** Start of RECORDS FOR THIS EXERCISE **
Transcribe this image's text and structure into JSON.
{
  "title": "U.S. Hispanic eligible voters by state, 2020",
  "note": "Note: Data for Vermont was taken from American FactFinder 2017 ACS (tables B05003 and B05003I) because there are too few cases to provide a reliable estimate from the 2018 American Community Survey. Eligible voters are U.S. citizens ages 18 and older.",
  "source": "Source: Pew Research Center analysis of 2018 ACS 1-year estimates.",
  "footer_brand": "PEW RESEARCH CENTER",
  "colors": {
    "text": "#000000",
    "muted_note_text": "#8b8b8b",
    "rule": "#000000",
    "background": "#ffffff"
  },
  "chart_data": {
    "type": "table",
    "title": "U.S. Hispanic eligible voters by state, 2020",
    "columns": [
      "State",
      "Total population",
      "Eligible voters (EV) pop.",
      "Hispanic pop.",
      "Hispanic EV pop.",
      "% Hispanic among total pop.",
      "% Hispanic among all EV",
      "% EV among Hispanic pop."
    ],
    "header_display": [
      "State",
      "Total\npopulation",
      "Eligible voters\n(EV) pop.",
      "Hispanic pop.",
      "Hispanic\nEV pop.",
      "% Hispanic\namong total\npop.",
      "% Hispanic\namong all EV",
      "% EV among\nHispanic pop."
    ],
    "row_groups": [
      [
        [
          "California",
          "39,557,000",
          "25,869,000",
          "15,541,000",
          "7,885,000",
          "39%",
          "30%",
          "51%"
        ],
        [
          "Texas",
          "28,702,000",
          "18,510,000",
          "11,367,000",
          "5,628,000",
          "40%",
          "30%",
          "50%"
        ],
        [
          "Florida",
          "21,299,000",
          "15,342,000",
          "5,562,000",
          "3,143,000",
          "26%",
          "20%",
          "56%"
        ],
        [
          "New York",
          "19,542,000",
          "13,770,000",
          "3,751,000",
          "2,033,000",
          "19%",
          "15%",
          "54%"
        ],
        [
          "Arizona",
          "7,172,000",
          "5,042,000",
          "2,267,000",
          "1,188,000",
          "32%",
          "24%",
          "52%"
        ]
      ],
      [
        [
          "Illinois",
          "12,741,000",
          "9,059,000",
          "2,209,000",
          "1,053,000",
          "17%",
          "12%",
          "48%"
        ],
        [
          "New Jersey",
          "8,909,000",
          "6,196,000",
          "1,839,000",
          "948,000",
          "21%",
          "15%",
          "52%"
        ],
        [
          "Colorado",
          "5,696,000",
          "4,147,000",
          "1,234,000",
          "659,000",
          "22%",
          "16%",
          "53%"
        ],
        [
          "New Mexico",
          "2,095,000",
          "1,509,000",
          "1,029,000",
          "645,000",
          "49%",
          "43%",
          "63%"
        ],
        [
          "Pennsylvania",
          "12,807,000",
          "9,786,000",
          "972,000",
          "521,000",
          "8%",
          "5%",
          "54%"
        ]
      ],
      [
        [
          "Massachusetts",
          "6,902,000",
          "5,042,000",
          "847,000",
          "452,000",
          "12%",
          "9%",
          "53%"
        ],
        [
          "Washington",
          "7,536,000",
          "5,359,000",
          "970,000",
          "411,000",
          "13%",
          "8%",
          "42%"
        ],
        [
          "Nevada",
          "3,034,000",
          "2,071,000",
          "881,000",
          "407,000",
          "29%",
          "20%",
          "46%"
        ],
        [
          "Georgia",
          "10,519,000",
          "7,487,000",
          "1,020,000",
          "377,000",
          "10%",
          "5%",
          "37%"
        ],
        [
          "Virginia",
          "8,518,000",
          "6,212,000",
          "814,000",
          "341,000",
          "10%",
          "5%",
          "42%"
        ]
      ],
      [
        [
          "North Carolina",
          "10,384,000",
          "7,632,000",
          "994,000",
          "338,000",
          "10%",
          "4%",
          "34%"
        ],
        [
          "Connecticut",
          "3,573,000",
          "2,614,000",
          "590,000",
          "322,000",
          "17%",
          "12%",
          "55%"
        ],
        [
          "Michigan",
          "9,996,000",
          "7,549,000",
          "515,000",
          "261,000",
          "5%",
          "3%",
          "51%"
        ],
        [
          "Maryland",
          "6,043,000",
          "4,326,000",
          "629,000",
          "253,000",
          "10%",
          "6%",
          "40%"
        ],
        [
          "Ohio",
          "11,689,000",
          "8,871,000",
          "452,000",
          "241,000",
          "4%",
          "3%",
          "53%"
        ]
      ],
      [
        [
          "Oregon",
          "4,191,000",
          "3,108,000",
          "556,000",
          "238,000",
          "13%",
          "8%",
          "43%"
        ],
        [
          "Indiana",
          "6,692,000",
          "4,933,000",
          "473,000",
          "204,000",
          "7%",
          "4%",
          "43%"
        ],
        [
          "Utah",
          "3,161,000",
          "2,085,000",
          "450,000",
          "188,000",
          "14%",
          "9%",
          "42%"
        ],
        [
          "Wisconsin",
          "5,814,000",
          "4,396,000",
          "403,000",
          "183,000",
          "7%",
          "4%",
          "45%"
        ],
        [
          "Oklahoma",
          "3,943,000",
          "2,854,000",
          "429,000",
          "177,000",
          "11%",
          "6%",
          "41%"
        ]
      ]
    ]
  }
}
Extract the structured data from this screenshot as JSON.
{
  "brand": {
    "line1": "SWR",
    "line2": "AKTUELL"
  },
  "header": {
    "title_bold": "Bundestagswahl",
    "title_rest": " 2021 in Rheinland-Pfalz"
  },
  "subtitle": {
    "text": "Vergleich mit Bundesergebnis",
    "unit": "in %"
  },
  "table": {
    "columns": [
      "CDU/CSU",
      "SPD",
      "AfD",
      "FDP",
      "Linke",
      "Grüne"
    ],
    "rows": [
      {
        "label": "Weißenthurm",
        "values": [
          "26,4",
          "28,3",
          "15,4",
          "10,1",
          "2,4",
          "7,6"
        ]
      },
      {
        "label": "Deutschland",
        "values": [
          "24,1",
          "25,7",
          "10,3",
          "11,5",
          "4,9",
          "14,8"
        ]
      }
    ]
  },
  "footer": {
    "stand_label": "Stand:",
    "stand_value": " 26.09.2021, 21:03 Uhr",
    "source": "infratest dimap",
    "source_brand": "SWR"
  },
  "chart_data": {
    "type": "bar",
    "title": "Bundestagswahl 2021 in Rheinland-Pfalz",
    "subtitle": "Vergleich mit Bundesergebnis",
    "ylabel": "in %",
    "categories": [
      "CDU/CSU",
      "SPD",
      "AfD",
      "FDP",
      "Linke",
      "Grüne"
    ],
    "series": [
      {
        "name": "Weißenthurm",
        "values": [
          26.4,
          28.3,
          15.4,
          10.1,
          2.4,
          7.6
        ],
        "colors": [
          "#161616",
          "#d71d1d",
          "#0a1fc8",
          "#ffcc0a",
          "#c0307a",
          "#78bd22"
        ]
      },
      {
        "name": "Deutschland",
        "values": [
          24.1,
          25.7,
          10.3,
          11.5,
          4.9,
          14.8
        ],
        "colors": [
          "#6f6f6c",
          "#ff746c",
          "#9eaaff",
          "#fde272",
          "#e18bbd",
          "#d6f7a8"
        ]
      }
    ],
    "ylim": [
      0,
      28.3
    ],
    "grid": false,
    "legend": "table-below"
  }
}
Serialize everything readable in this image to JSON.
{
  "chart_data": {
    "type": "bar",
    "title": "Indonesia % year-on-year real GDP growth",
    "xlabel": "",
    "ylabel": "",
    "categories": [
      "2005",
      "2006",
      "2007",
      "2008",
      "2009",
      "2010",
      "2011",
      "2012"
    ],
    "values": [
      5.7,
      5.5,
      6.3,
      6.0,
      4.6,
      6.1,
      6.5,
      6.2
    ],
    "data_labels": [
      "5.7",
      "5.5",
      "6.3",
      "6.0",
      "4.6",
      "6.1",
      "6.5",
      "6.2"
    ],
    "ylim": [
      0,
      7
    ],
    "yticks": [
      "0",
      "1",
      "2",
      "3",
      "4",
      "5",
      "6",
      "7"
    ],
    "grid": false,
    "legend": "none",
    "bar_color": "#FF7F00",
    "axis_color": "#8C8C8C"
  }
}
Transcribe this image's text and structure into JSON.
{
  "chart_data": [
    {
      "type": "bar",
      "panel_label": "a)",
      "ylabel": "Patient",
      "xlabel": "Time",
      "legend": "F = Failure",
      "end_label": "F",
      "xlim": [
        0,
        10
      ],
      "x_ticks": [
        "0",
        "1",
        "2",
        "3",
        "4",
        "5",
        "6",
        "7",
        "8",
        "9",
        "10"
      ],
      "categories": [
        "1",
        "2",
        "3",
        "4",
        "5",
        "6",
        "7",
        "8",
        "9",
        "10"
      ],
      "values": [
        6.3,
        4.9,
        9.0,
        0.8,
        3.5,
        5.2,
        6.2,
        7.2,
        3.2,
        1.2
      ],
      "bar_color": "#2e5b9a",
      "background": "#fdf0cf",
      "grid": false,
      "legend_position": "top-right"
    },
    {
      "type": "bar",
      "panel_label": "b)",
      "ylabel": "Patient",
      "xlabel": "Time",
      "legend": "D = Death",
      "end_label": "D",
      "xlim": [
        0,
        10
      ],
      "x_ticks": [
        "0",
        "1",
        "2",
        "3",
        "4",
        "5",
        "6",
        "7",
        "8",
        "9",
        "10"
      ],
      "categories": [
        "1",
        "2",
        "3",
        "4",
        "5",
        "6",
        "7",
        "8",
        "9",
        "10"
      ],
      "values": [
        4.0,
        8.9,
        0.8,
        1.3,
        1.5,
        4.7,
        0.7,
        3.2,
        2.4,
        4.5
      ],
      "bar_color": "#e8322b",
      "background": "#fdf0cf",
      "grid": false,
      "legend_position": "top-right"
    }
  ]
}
** End of RECORDS FOR THIS EXERCISE **
* [AIM] Pull every line containing the word "Bundestagswahl" out of the material.

* [ANSWER BELOW]
    "title_bold": "Bundestagswahl",
    "title": "Bundestagswahl 2021 in Rheinland-Pfalz",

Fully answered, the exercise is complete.